▶ [TASK GOAL]
All records below must be retyped exactly.
— begin —
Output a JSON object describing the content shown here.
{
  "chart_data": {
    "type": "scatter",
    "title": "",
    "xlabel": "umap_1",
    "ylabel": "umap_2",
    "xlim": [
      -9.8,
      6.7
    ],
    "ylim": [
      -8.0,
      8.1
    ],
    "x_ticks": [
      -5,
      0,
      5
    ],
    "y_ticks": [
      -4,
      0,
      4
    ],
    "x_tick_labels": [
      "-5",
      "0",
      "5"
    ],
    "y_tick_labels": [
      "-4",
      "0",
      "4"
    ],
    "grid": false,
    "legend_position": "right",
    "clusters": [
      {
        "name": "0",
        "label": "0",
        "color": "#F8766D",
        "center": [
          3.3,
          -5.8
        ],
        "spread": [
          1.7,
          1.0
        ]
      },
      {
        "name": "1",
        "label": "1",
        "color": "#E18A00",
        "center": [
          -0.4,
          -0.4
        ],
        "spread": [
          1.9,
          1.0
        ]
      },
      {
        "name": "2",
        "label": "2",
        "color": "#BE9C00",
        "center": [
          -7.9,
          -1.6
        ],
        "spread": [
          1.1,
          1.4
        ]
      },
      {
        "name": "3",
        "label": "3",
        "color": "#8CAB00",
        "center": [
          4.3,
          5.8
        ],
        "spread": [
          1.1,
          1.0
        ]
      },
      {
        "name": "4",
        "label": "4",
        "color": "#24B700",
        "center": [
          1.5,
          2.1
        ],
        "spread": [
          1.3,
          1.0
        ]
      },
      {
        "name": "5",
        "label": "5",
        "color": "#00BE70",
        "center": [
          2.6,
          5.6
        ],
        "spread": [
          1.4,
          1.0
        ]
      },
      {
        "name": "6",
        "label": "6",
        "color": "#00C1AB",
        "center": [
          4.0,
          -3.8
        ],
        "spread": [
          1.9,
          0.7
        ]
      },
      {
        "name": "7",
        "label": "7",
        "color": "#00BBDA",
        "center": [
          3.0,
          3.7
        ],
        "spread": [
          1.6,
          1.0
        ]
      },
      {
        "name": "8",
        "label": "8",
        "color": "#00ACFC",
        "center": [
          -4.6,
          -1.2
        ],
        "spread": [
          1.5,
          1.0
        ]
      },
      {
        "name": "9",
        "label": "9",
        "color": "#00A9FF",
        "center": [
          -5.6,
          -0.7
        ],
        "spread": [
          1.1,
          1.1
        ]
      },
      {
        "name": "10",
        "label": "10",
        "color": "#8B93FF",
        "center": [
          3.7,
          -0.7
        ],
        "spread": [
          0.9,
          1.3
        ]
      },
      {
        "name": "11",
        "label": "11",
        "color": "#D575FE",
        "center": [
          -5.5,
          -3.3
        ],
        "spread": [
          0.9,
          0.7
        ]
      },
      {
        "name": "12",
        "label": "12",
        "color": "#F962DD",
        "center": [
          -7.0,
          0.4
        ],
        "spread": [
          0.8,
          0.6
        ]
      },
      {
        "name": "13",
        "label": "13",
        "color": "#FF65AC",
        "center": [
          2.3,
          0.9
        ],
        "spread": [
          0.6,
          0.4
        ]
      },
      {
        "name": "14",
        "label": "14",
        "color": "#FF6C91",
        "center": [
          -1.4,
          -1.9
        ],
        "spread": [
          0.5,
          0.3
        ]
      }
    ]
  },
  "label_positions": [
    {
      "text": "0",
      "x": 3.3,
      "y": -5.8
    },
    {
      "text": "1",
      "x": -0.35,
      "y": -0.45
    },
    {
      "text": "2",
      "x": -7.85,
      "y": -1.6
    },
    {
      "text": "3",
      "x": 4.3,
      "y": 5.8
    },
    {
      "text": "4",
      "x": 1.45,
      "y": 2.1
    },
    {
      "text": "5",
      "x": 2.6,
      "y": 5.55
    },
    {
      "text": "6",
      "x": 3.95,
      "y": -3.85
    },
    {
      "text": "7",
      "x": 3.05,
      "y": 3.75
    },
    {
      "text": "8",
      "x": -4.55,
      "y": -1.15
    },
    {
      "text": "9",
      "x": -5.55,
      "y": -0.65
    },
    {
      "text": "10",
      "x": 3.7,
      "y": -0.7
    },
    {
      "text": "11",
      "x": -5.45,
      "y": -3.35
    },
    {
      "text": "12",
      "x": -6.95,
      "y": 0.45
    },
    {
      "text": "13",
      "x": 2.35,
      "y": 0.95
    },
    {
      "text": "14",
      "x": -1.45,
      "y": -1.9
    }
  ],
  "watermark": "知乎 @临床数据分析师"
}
— end —
▶ [SOLUTION TO THIS EXERCISE]
Output a JSON object describing the content shown here.
{
  "chart_data": {
    "type": "scatter",
    "title": "",
    "xlabel": "umap_1",
    "ylabel": "umap_2",
    "xlim": [
      -9.8,
      6.7
    ],
    "ylim": [
      -8.0,
      8.1
    ],
    "x_ticks": [
      -5,
      0,
      5
    ],
    "y_ticks": [
      -4,
      0,
      4
    ],
    "x_tick_labels": [
      "-5",
      "0",
      "5"
    ],
    "y_tick_labels": [
      "-4",
      "0",
      "4"
    ],
    "grid": false,
    "legend_position": "right",
    "clusters": [
      {
        "name": "0",
        "label": "0",
        "color": "#F8766D",
        "center": [
          3.3,
          -5.8
        ],
        "spread": [
          1.7,
          1.0
        ]
      },
      {
        "name": "1",
        "label": "1",
        "color": "#E18A00",
        "center": [
          -0.4,
          -0.4
        ],
        "spread": [
          1.9,
          1.0
        ]
      },
      {
        "name": "2",
        "label": "2",
        "color": "#BE9C00",
        "center": [
          -7.9,
          -1.6
        ],
        "spread": [
          1.1,
          1.4
        ]
      },
      {
        "name": "3",
        "label": "3",
        "color": "#8CAB00",
        "center": [
          4.3,
          5.8
        ],
        "spread": [
          1.1,
          1.0
        ]
      },
      {
        "name": "4",
        "label": "4",
        "color": "#24B700",
        "center": [
          1.5,
          2.1
        ],
        "spread": [
          1.3,
          1.0
        ]
      },
      {
        "name": "5",
        "label": "5",
        "color": "#00BE70",
        "center": [
          2.6,
          5.6
        ],
        "spread": [
          1.4,
          1.0
        ]
      },
      {
        "name": "6",
        "label": "6",
        "color": "#00C1AB",
        "center": [
          4.0,
          -3.8
        ],
        "spread": [
          1.9,
          0.7
        ]
      },
      {
        "name": "7",
        "label": "7",
        "color": "#00BBDA",
        "center": [
          3.0,
          3.7
        ],
        "spread": [
          1.6,
          1.0
        ]
      },
      {
        "name": "8",
        "label": "8",
        "color": "#00ACFC",
        "center": [
          -4.6,
          -1.2
        ],
        "spread": [
          1.5,
          1.0
        ]
      },
      {
        "name": "9",
        "label": "9",
        "color": "#00A9FF",
        "center": [
          -5.6,
          -0.7
        ],
        "spread": [
          1.1,
          1.1
        ]
      },
      {
        "name": "10",
        "label": "10",
        "color": "#8B93FF",
        "center": [
          3.7,
          -0.7
        ],
        "spread": [
          0.9,
          1.3
        ]
      },
      {
        "name": "11",
        "label": "11",
        "color": "#D575FE",
        "center": [
          -5.5,
          -3.3
        ],
        "spread": [
          0.9,
          0.7
        ]
      },
      {
        "name": "12",
        "label": "12",
        "color": "#F962DD",
        "center": [
          -7.0,
          0.4
        ],
        "spread": [
          0.8,
          0.6
        ]
      },
      {
        "name": "13",
        "label": "13",
        "color": "#FF65AC",
        "center": [
          2.3,
          0.9
        ],
        "spread": [
          0.6,
          0.4
        ]
      },
      {
        "name": "14",
        "label": "14",
        "color": "#FF6C91",
        "center": [
          -1.4,
          -1.9
        ],
        "spread": [
          0.5,
          0.3
        ]
      }
    ]
  },
  "label_positions": [
    {
      "text": "0",
      "x": 3.3,
      "y": -5.8
    },
    {
      "text": "1",
      "x": -0.35,
      "y": -0.45
    },
    {
      "text": "2",
      "x": -7.85,
      "y": -1.6
    },
    {
      "text": "3",
      "x": 4.3,
      "y": 5.8
    },
    {
      "text": "4",
      "x": 1.45,
      "y": 2.1
    },
    {
      "text": "5",
      "x": 2.6,
      "y": 5.55
    },
    {
      "text": "6",
      "x": 3.95,
      "y": -3.85
    },
    {
      "text": "7",
      "x": 3.05,
      "y": 3.75
    },
    {
      "text": "8",
      "x": -4.55,
      "y": -1.15
    },
    {
      "text": "9",
      "x": -5.55,
      "y": -0.65
    },
    {
      "text": "10",
      "x": 3.7,
      "y": -0.7
    },
    {
      "text": "11",
      "x": -5.45,
      "y": -3.35
    },
    {
      "text": "12",
      "x": -6.95,
      "y": 0.45
    },
    {
      "text": "13",
      "x": 2.35,
      "y": 0.95
    },
    {
      "text": "14",
      "x": -1.45,
      "y": -1.9
    }
  ],
  "watermark": "知乎 @临床数据分析师"
}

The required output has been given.